**EXERCISE DIRECTIONS:** Wherever a line holds the word "does", copy that line out.

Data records
::::::::
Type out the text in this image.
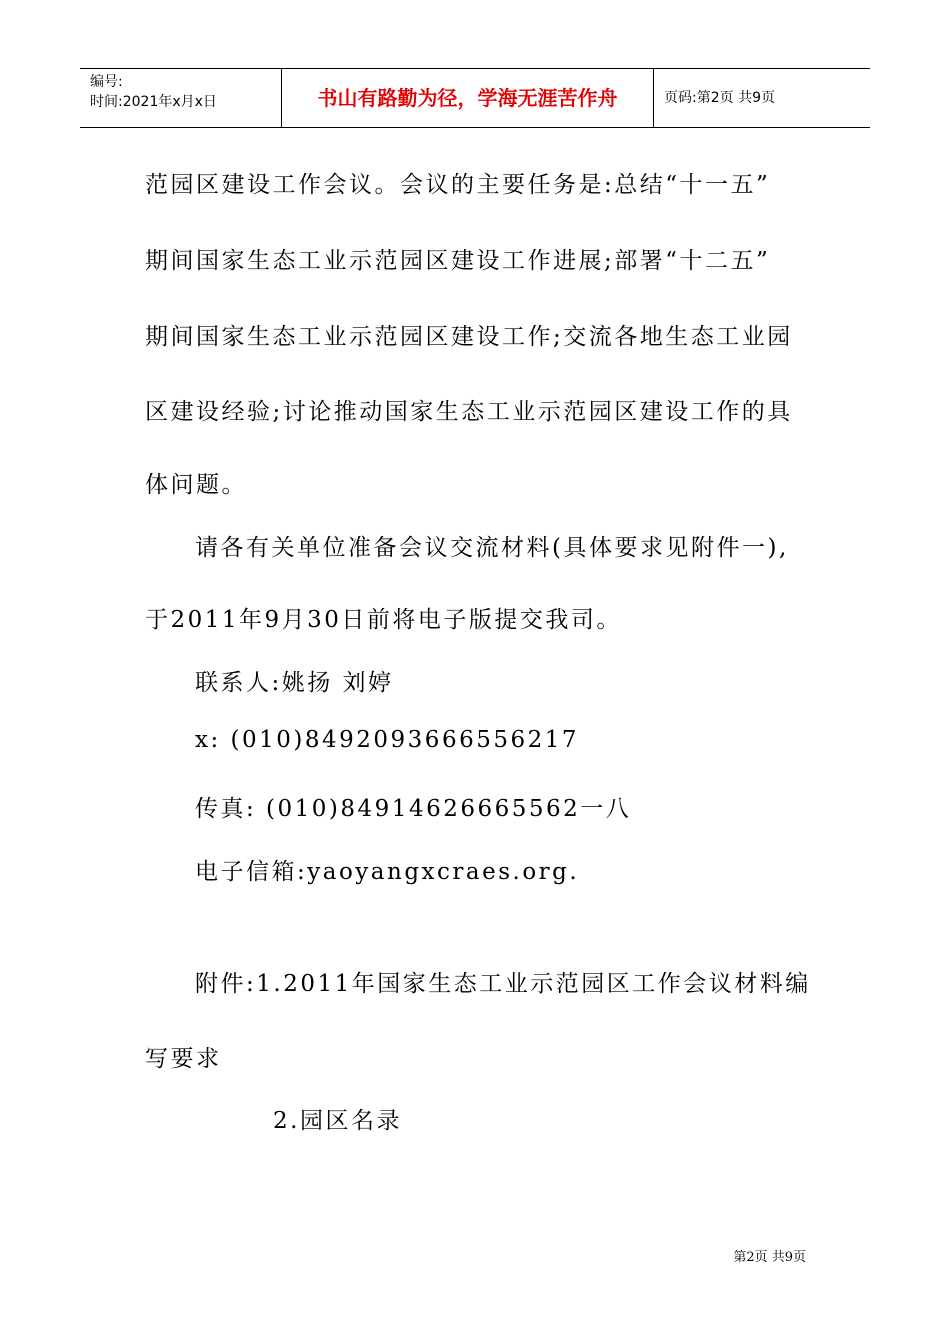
编号:
时间:2021年x月x日	书山有路勤为径，学海无涯苦作舟	页码:第2页 共9页
范园区建设工作会议。会议的主要任务是:总结“十一五”
期间国家生态工业示范园区建设工作进展;部署“十二五”
期间国家生态工业示范园区建设工作;交流各地生态工业园
区建设经验;讨论推动国家生态工业示范园区建设工作的具
体问题。
请各有关单位准备会议交流材料(具体要求见附件一),
于2011年9月30日前将电子版提交我司。
联系人:姚扬 刘婷
x: (010)8492093666556217
传真: (010)84914626665562一八
电子信箱:yaoyangxcraes.org.
附件:1.2011年国家生态工业示范园区工作会议材料编
写要求
2.园区名录
第2页 共9页
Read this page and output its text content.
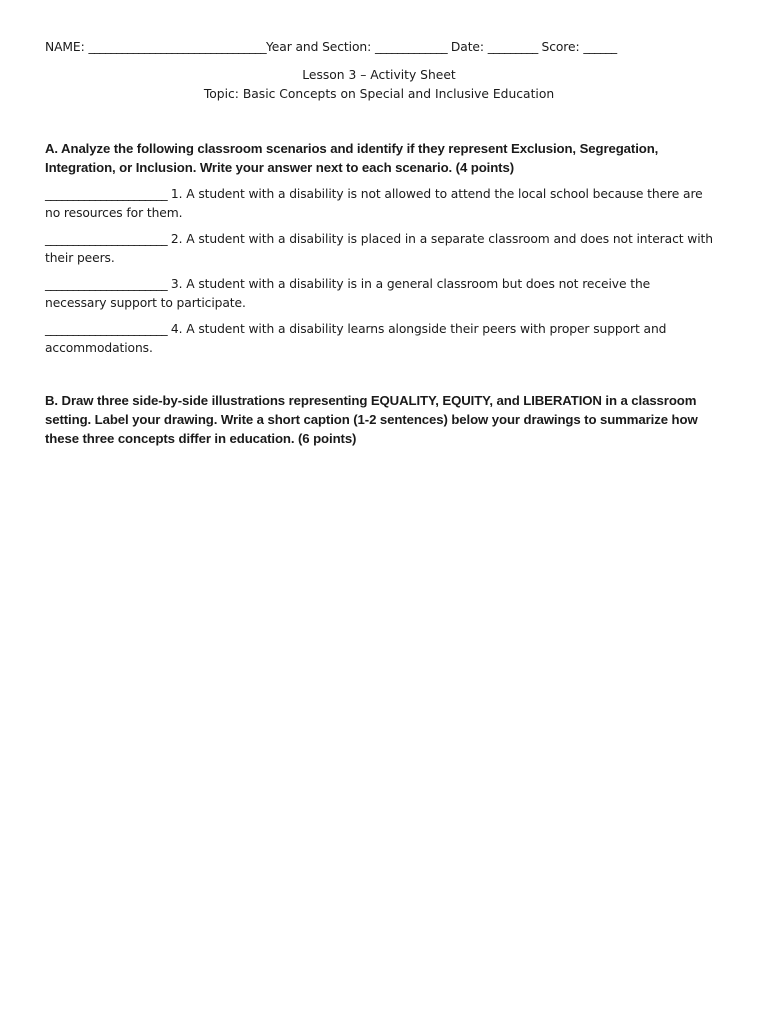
NAME: ________________________________Year and Section: _____________ Date: _________ Score: ______
Lesson 3 – Activity Sheet
Topic: Basic Concepts on Special and Inclusive Education
A. Analyze the following classroom scenarios and identify if they represent Exclusion, Segregation, Integration, or Inclusion. Write your answer next to each scenario. (4 points)
______________________ 1. A student with a disability is not allowed to attend the local school because there are no resources for them.
______________________ 2. A student with a disability is placed in a separate classroom and does not interact with their peers.
______________________ 3. A student with a disability is in a general classroom but does not receive the necessary support to participate.
______________________ 4. A student with a disability learns alongside their peers with proper support and accommodations.
B. Draw three side-by-side illustrations representing EQUALITY, EQUITY, and LIBERATION in a classroom setting. Label your drawing. Write a short caption (1-2 sentences) below your drawings to summarize how these three concepts differ in education. (6 points)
::::::::
**RESULT OF THE EXERCISE:**
______________________ 2. A student with a disability is placed in a separate classroom and does not interact with their peers.
______________________ 3. A student with a disability is in a general classroom but does not receive the necessary support to participate.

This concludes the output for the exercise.